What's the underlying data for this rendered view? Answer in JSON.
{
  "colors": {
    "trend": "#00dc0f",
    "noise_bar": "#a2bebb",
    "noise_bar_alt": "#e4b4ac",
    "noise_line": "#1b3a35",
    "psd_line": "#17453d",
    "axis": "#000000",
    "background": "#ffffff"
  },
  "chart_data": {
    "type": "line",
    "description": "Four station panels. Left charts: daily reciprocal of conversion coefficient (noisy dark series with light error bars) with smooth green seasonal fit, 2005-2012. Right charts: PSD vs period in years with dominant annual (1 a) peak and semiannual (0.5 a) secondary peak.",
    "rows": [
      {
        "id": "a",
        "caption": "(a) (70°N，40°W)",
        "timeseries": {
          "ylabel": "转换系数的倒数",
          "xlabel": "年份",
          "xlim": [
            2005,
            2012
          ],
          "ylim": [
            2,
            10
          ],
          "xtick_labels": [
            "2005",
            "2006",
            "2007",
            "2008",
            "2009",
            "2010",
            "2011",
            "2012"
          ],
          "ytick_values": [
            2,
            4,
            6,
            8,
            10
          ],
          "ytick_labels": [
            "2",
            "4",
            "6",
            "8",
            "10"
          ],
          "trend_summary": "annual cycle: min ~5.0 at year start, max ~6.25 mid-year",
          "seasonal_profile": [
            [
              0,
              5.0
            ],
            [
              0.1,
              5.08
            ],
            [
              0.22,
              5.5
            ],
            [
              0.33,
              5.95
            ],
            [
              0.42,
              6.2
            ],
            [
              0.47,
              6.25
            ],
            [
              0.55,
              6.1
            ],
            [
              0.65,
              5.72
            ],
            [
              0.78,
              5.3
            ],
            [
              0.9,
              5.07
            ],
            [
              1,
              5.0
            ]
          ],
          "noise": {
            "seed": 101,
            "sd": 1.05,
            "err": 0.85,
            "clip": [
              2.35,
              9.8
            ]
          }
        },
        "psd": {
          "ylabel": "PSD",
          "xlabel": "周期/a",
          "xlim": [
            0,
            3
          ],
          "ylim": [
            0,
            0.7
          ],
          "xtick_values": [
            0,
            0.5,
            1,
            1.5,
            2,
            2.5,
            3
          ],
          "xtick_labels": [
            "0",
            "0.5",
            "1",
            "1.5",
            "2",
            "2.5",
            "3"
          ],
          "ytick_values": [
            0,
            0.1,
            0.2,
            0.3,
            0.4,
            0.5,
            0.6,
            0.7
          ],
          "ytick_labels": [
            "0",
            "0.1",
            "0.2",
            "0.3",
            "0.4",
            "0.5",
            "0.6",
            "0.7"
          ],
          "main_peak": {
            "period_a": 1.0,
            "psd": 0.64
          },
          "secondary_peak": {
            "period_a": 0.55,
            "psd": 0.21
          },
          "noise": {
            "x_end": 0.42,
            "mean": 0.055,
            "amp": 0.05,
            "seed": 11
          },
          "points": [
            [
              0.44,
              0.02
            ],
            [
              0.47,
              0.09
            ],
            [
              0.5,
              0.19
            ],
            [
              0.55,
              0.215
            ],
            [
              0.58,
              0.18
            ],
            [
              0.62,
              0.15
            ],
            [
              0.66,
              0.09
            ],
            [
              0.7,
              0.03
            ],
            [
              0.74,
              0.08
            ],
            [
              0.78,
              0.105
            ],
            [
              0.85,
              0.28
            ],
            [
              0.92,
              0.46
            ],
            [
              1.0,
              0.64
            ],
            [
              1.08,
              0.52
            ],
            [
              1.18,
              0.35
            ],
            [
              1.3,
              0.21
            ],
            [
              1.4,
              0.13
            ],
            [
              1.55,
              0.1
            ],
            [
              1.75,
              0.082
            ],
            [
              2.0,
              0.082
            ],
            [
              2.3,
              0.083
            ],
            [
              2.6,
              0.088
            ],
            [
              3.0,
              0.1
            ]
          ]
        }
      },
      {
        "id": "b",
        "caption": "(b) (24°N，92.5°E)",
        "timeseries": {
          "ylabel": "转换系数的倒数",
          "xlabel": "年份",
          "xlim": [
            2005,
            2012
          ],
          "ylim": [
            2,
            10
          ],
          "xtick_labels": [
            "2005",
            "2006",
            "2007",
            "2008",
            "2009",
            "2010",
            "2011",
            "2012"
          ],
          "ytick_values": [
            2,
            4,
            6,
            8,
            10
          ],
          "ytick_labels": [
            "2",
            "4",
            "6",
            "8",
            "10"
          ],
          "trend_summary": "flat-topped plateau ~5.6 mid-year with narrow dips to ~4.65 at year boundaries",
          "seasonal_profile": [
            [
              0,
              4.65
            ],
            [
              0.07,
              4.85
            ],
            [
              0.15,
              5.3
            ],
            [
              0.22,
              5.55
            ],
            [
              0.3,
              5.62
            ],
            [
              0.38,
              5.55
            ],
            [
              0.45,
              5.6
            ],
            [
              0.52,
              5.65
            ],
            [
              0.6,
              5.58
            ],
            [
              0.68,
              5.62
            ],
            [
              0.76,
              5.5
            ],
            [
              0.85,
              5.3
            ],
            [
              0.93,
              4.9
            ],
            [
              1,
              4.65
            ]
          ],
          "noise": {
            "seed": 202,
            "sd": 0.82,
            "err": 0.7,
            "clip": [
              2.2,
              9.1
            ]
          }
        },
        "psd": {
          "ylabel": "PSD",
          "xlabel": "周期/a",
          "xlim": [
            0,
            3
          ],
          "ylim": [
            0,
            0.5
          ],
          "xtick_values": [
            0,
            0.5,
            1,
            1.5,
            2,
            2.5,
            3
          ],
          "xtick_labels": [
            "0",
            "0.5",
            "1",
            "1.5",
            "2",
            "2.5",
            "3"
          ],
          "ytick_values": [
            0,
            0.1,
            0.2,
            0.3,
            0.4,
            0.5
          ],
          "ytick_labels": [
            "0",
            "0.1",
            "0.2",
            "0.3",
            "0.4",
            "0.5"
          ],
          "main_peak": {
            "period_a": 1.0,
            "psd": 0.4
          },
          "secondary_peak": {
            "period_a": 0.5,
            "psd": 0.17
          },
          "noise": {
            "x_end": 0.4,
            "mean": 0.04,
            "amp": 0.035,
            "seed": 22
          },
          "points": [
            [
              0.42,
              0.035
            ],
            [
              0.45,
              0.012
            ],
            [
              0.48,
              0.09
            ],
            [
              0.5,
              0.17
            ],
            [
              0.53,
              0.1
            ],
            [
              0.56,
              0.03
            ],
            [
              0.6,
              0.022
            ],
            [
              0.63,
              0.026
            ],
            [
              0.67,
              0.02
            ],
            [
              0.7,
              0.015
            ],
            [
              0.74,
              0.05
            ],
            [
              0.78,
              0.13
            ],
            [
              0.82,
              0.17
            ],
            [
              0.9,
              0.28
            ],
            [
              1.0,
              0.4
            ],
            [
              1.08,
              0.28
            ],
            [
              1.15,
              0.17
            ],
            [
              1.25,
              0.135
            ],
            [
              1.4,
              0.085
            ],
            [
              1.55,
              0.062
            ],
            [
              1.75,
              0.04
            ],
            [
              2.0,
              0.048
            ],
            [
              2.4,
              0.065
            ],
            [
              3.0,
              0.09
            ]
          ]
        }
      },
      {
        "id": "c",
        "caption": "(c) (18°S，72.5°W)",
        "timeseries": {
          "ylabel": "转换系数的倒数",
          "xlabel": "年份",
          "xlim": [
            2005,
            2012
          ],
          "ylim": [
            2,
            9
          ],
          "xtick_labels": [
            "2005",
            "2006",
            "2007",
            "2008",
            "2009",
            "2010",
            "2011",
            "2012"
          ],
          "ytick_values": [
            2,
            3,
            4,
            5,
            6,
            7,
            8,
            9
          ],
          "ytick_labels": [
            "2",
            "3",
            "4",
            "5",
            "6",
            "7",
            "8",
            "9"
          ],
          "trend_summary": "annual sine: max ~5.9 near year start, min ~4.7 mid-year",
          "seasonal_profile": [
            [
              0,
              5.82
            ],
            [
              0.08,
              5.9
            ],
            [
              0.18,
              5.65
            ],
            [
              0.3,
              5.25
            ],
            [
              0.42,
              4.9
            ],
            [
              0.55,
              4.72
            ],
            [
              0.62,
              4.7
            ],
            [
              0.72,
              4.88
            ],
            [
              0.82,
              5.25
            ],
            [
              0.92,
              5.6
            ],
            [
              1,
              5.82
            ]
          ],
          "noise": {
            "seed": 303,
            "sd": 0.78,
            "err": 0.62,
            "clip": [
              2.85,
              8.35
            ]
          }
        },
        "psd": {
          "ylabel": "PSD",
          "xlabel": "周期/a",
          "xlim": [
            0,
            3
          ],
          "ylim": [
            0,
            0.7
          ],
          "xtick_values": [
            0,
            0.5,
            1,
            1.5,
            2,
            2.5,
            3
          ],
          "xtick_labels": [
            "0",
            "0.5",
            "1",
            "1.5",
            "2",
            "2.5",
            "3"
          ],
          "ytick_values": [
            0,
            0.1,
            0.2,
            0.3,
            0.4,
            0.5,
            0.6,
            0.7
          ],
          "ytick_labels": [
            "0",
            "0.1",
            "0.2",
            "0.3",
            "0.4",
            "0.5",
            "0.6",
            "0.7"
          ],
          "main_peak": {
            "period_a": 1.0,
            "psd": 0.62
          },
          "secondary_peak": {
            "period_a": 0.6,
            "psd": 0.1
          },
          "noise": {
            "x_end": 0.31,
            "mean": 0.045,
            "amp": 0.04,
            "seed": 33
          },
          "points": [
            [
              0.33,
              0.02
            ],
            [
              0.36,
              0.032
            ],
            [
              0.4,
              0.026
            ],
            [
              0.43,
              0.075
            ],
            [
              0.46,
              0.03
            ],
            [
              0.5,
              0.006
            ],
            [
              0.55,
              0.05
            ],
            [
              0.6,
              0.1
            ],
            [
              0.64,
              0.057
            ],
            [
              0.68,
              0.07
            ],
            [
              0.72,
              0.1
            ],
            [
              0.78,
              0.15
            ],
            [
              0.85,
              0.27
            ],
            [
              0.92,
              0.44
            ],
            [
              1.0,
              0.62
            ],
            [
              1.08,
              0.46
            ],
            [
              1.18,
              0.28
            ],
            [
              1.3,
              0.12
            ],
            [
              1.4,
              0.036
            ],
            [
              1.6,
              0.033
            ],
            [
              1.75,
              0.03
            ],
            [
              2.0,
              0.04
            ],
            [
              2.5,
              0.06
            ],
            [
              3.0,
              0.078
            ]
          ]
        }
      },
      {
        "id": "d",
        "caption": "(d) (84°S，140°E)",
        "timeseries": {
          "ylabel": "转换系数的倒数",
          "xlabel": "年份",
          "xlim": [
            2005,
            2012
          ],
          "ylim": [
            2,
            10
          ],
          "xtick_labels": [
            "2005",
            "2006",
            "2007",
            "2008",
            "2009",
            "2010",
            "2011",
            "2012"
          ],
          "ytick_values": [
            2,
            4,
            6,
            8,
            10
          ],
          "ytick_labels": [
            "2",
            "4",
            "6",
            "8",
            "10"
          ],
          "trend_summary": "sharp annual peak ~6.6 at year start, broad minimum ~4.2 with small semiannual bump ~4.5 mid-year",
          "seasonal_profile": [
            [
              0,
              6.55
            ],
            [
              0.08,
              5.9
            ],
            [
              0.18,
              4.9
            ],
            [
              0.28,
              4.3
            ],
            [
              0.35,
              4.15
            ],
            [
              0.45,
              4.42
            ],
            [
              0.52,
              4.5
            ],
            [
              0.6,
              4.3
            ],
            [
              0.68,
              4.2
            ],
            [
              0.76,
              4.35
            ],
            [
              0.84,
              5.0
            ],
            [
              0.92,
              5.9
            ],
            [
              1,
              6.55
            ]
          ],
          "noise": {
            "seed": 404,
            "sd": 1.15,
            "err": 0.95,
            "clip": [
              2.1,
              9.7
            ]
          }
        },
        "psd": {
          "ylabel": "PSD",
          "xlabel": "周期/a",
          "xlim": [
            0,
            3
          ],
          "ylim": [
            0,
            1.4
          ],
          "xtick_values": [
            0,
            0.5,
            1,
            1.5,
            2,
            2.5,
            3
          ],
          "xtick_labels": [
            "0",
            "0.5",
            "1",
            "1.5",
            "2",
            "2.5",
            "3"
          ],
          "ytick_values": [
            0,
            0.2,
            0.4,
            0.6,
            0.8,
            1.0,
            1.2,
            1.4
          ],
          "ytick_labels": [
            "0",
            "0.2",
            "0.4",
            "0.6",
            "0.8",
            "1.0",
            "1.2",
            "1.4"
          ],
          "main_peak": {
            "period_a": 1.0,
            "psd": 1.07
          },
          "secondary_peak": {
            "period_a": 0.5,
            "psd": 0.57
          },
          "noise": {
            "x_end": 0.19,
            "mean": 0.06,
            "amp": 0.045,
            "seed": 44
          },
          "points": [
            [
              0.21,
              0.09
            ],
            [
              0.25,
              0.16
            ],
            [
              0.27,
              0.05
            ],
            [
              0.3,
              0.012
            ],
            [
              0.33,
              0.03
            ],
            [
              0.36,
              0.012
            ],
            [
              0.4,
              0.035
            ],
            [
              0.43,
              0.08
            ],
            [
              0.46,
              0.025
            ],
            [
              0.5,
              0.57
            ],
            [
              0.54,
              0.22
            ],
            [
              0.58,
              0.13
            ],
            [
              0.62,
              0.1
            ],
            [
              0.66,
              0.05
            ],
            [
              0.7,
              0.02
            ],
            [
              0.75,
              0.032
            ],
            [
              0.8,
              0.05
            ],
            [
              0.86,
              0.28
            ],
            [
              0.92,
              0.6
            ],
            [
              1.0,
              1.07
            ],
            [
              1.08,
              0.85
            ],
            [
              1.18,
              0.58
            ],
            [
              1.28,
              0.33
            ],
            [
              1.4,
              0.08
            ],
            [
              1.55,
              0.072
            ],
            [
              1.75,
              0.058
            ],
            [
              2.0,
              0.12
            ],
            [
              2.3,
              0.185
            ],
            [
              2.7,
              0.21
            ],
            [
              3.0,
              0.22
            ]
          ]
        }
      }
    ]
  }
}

* EXERCISE DETAILS *
Copy out each line of the listing that holds "semiannual".

* THE SOLUTION *
    "description": "Four station panels. Left charts: daily reciprocal of conversion coefficient (noisy dark series with light error bars) with smooth green seasonal fit, 2005-2012. Right charts: PSD vs period in years with dominant annual (1 a) peak and semiannual (0.5 a) secondary peak.",
          "trend_summary": "sharp annual peak ~6.6 at year start, broad minimum ~4.2 with small semiannual bump ~4.5 mid-year",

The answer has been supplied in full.